Data entries for graphics:

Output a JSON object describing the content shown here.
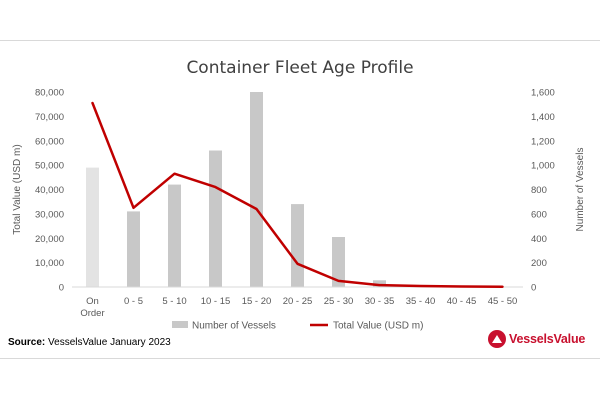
{
  "chart_data": {
    "type": "bar",
    "title": "Container Fleet Age Profile",
    "categories": [
      "On Order",
      "0 - 5",
      "5 - 10",
      "10 - 15",
      "15 - 20",
      "20 - 25",
      "25 - 30",
      "30 - 35",
      "35 - 40",
      "40 - 45",
      "45 - 50"
    ],
    "category_lines": [
      [
        "On",
        "Order"
      ],
      [
        "0 - 5"
      ],
      [
        "5 - 10"
      ],
      [
        "10 - 15"
      ],
      [
        "15 - 20"
      ],
      [
        "20 - 25"
      ],
      [
        "25 - 30"
      ],
      [
        "30 - 35"
      ],
      [
        "35 - 40"
      ],
      [
        "40 - 45"
      ],
      [
        "45 - 50"
      ]
    ],
    "series": [
      {
        "name": "Number of Vessels",
        "type": "bar",
        "axis": "right",
        "color": "#c8c8c8",
        "highlight_color": "#e3e3e3",
        "values": [
          980,
          620,
          840,
          1120,
          1600,
          680,
          410,
          55,
          10,
          5,
          2
        ]
      },
      {
        "name": "Total Value (USD m)",
        "type": "line",
        "axis": "left",
        "color": "#c00000",
        "values": [
          75500,
          32500,
          46500,
          41000,
          32000,
          9500,
          2500,
          800,
          400,
          200,
          100
        ]
      }
    ],
    "y_left": {
      "label": "Total Value (USD m)",
      "range": [
        0,
        80000
      ],
      "ticks": [
        "0",
        "10,000",
        "20,000",
        "30,000",
        "40,000",
        "50,000",
        "60,000",
        "70,000",
        "80,000"
      ]
    },
    "y_right": {
      "label": "Number of Vessels",
      "range": [
        0,
        1600
      ],
      "ticks": [
        "0",
        "200",
        "400",
        "600",
        "800",
        "1,000",
        "1,200",
        "1,400",
        "1,600"
      ]
    },
    "grid": false,
    "legend_position": "bottom"
  },
  "footer": {
    "source_label": "Source:",
    "source_text": " VesselsValue January 2023",
    "logo_text": "VesselsValue",
    "brand_color": "#c8102e"
  }
}
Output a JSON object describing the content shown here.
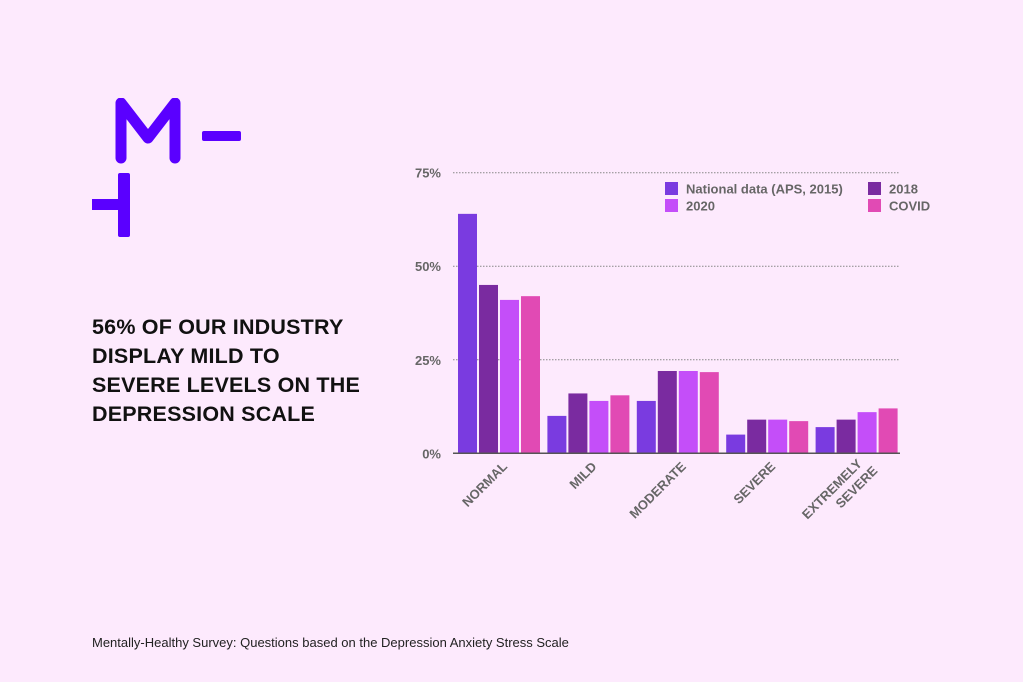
{
  "headline": "56% OF OUR INDUSTRY DISPLAY MILD TO SEVERE LEVELS ON THE DEPRESSION SCALE",
  "footnote": "Mentally-Healthy Survey: Questions based on the Depression Anxiety Stress Scale",
  "logo": {
    "text": "M",
    "color": "#5a00ff"
  },
  "colors": {
    "background": "#fdeafd"
  },
  "chart_data": {
    "type": "bar",
    "categories": [
      "NORMAL",
      "MILD",
      "MODERATE",
      "SEVERE",
      "EXTREMELY SEVERE"
    ],
    "series": [
      {
        "name": "National data (APS, 2015)",
        "color": "#7a3be0",
        "values": [
          64,
          10,
          14,
          5,
          7
        ]
      },
      {
        "name": "2018",
        "color": "#7a2ba0",
        "values": [
          45,
          16,
          22,
          9,
          9
        ]
      },
      {
        "name": "2020",
        "color": "#c44ef9",
        "values": [
          41,
          14,
          22,
          9,
          11
        ]
      },
      {
        "name": "COVID",
        "color": "#e14ab4",
        "values": [
          42,
          15.5,
          21.7,
          8.6,
          12
        ]
      }
    ],
    "yticks": [
      "0%",
      "25%",
      "50%",
      "75%"
    ],
    "ytick_values": [
      0,
      25,
      50,
      75
    ],
    "ylim": [
      0,
      75
    ],
    "grid": true,
    "legend": "top-right"
  }
}
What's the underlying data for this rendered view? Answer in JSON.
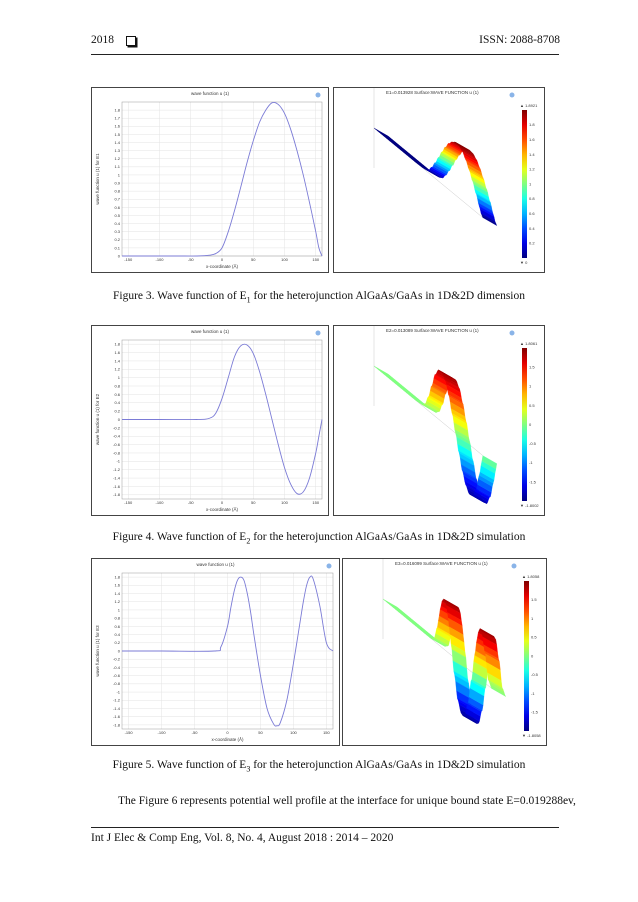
{
  "header": {
    "year": "2018",
    "issn": "ISSN: 2088-8708"
  },
  "figures": [
    {
      "caption_prefix": "Figure 3. Wave function of E",
      "caption_sub": "1",
      "caption_suffix": " for the heterojunction AlGaAs/GaAs in 1D&2D dimension",
      "plot_title": "wave function u (1)",
      "ylabel": "wave function u (1) for E1",
      "xlabel": "x-coordinate (Å)",
      "surface_title": "E1=0.013928 Surface:WAVE FUNCTION u (1)",
      "colorbar_max": "▲ 1.8921",
      "colorbar_min": "▼ 0",
      "colorbar_ticks": [
        "1.8",
        "1.6",
        "1.4",
        "1.2",
        "1",
        "0.8",
        "0.6",
        "0.4",
        "0.2"
      ],
      "chart_data": {
        "type": "line",
        "title": "wave function u (1)",
        "xlabel": "x-coordinate (Å)",
        "ylabel": "wave function u (1) for E1",
        "xlim": [
          -160,
          160
        ],
        "ylim": [
          0,
          1.9
        ],
        "xticks": [
          -150,
          -100,
          -50,
          0,
          50,
          100,
          150
        ],
        "yticks": [
          0,
          0.1,
          0.2,
          0.3,
          0.4,
          0.5,
          0.6,
          0.7,
          0.8,
          0.9,
          1,
          1.1,
          1.2,
          1.3,
          1.4,
          1.5,
          1.6,
          1.7,
          1.8
        ],
        "ytick_labels": [
          "0",
          "0.1",
          "0.2",
          "0.3",
          "0.4",
          "0.5",
          "0.6",
          "0.7",
          "0.8",
          "0.9",
          "1",
          "1.1",
          "1.2",
          "1.3",
          "1.4",
          "1.5",
          "1.6",
          "1.7",
          "1.8"
        ],
        "series": [
          {
            "x": [
              -160,
              -100,
              -60,
              -40,
              -20,
              -10,
              0,
              10,
              20,
              30,
              40,
              50,
              60,
              70,
              80,
              90,
              100,
              110,
              120,
              130,
              140,
              150,
              155,
              160
            ],
            "y": [
              0,
              0,
              0,
              0,
              0.01,
              0.03,
              0.1,
              0.3,
              0.56,
              0.85,
              1.15,
              1.42,
              1.65,
              1.8,
              1.89,
              1.87,
              1.76,
              1.56,
              1.3,
              1.0,
              0.66,
              0.3,
              0.1,
              0
            ]
          }
        ]
      }
    },
    {
      "caption_prefix": "Figure 4. Wave function of E",
      "caption_sub": "2",
      "caption_suffix": " for the heterojunction AlGaAs/GaAs in 1D&2D simulation",
      "plot_title": "wave function u (1)",
      "ylabel": "wave function u (1) for E2",
      "xlabel": "x-coordinate (Å)",
      "surface_title": "E2=0.013089 Surface:WAVE FUNCTION u (1)",
      "colorbar_max": "▲ 1.8061",
      "colorbar_min": "▼ -1.8002",
      "colorbar_ticks": [
        "1.5",
        "1",
        "0.5",
        "0",
        "-0.5",
        "-1",
        "-1.5"
      ],
      "chart_data": {
        "type": "line",
        "title": "wave function u (1)",
        "xlabel": "x-coordinate (Å)",
        "ylabel": "wave function u (1) for E2",
        "xlim": [
          -160,
          160
        ],
        "ylim": [
          -1.9,
          1.9
        ],
        "xticks": [
          -150,
          -100,
          -50,
          0,
          50,
          100,
          150
        ],
        "yticks": [
          -1.8,
          -1.6,
          -1.4,
          -1.2,
          -1,
          -0.8,
          -0.6,
          -0.4,
          -0.2,
          0,
          0.2,
          0.4,
          0.6,
          0.8,
          1,
          1.2,
          1.4,
          1.6,
          1.8
        ],
        "ytick_labels": [
          "-1.8",
          "-1.6",
          "-1.4",
          "-1.2",
          "-1",
          "-0.8",
          "-0.6",
          "-0.4",
          "-0.2",
          "0",
          "0.2",
          "0.4",
          "0.6",
          "0.8",
          "1",
          "1.2",
          "1.4",
          "1.6",
          "1.8"
        ],
        "series": [
          {
            "x": [
              -160,
              -100,
              -40,
              -20,
              -10,
              0,
              10,
              20,
              30,
              40,
              50,
              60,
              70,
              80,
              90,
              100,
              110,
              120,
              130,
              140,
              150,
              155,
              160
            ],
            "y": [
              0,
              0,
              0,
              0.03,
              0.15,
              0.5,
              1.0,
              1.5,
              1.76,
              1.78,
              1.58,
              1.15,
              0.6,
              0,
              -0.6,
              -1.15,
              -1.55,
              -1.77,
              -1.73,
              -1.4,
              -0.8,
              -0.4,
              0
            ]
          }
        ]
      }
    },
    {
      "caption_prefix": "Figure 5. Wave function of E",
      "caption_sub": "3",
      "caption_suffix": " for the heterojunction AlGaAs/GaAs in 1D&2D simulation",
      "plot_title": "wave function u (1)",
      "ylabel": "wave function u (1) for E3",
      "xlabel": "x-coordinate (Å)",
      "surface_title": "E3=0.016099 Surface:WAVE FUNCTION u (1)",
      "colorbar_max": "▲ 1.8058",
      "colorbar_min": "▼ -1.8058",
      "colorbar_ticks": [
        "1.5",
        "1",
        "0.5",
        "0",
        "-0.5",
        "-1",
        "-1.5"
      ],
      "chart_data": {
        "type": "line",
        "title": "wave function u (1)",
        "xlabel": "x-coordinate (Å)",
        "ylabel": "wave function u (1) for E3",
        "xlim": [
          -160,
          160
        ],
        "ylim": [
          -1.9,
          1.9
        ],
        "xticks": [
          -150,
          -100,
          -50,
          0,
          50,
          100,
          150
        ],
        "yticks": [
          -1.8,
          -1.6,
          -1.4,
          -1.2,
          -1,
          -0.8,
          -0.6,
          -0.4,
          -0.2,
          0,
          0.2,
          0.4,
          0.6,
          0.8,
          1,
          1.2,
          1.4,
          1.6,
          1.8
        ],
        "ytick_labels": [
          "-1.8",
          "-1.6",
          "-1.4",
          "-1.2",
          "-1",
          "-0.8",
          "-0.6",
          "-0.4",
          "-0.2",
          "0",
          "0.2",
          "0.4",
          "0.6",
          "0.8",
          "1",
          "1.2",
          "1.4",
          "1.6",
          "1.8"
        ],
        "series": [
          {
            "x": [
              -160,
              -100,
              -20,
              -10,
              0,
              5,
              10,
              15,
              20,
              25,
              30,
              35,
              40,
              50,
              60,
              70,
              75,
              80,
              90,
              100,
              110,
              115,
              120,
              125,
              130,
              140,
              150,
              160
            ],
            "y": [
              0,
              0,
              0,
              0.1,
              0.6,
              1.05,
              1.45,
              1.72,
              1.8,
              1.72,
              1.4,
              0.95,
              0.4,
              -0.6,
              -1.4,
              -1.78,
              -1.82,
              -1.75,
              -1.2,
              -0.3,
              0.7,
              1.2,
              1.6,
              1.8,
              1.75,
              1.1,
              0.2,
              0
            ]
          }
        ]
      }
    }
  ],
  "body_text": "The Figure 6 represents potential well profile at the interface for unique bound state E=0.019288ev,",
  "footer": "Int J Elec & Comp Eng, Vol. 8, No. 4, August 2018 :  2014 – 2020"
}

*SET TASK*:
Filter for "footer". Return all lines that hold it.

*RESPONSE TO THE EXERCISE*:
  "footer": {
  "footer": "Int J Elec & Comp Eng, Vol. 8, No. 4, August 2018 :  2014 – 2020"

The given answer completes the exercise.